◆ **Listed records**:

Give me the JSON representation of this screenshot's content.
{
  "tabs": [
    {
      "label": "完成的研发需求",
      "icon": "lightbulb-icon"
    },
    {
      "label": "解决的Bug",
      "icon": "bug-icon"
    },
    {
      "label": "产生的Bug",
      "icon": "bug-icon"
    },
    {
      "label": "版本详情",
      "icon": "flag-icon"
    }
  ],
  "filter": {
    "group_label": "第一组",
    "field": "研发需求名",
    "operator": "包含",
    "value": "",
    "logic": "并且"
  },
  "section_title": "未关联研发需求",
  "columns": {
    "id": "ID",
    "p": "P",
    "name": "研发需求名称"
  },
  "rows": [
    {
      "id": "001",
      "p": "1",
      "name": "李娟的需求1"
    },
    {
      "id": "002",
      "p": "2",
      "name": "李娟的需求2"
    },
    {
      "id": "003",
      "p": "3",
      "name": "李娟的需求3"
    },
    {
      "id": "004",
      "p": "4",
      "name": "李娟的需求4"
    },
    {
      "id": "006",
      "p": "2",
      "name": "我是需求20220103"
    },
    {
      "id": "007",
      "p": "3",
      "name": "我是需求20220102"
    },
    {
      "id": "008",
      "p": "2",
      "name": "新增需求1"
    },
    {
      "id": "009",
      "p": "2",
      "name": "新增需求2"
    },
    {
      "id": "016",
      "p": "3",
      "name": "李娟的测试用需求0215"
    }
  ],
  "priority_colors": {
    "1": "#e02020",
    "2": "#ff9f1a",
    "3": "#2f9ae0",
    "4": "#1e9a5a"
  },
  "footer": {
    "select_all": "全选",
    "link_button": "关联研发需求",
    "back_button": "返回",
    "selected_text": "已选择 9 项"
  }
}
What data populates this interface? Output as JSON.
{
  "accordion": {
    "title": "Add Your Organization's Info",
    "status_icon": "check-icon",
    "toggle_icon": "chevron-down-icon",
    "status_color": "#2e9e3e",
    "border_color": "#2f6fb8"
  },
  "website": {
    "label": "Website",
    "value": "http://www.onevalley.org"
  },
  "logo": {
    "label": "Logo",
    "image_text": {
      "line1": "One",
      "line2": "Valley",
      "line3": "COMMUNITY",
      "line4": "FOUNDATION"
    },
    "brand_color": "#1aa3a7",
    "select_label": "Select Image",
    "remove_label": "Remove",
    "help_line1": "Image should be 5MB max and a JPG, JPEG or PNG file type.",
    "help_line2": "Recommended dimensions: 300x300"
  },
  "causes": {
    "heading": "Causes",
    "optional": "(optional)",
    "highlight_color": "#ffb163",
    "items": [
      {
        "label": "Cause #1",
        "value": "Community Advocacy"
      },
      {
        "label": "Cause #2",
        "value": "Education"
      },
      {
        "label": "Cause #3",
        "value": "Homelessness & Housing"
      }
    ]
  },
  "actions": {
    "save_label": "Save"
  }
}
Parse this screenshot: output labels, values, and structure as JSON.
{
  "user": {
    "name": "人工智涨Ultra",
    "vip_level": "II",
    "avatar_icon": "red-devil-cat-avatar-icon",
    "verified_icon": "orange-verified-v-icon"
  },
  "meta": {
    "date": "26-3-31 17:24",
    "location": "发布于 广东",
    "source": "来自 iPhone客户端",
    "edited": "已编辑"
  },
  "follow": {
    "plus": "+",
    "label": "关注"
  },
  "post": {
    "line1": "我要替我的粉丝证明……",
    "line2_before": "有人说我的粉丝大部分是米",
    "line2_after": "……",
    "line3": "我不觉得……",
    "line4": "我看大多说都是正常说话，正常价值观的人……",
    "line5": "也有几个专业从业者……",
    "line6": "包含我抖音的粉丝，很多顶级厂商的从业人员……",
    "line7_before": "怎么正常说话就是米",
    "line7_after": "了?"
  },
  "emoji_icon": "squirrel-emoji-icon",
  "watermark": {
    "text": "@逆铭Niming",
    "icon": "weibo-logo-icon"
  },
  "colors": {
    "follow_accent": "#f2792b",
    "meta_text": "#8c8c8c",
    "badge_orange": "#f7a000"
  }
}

◆ **Task**: In the records above, locate every line with the string "JSON" and copy it.

◆ **Exercise answer**:
Give me the JSON representation of this screenshot's content.
What data populates this interface? Output as JSON.
Parse this screenshot: output labels, values, and structure as JSON.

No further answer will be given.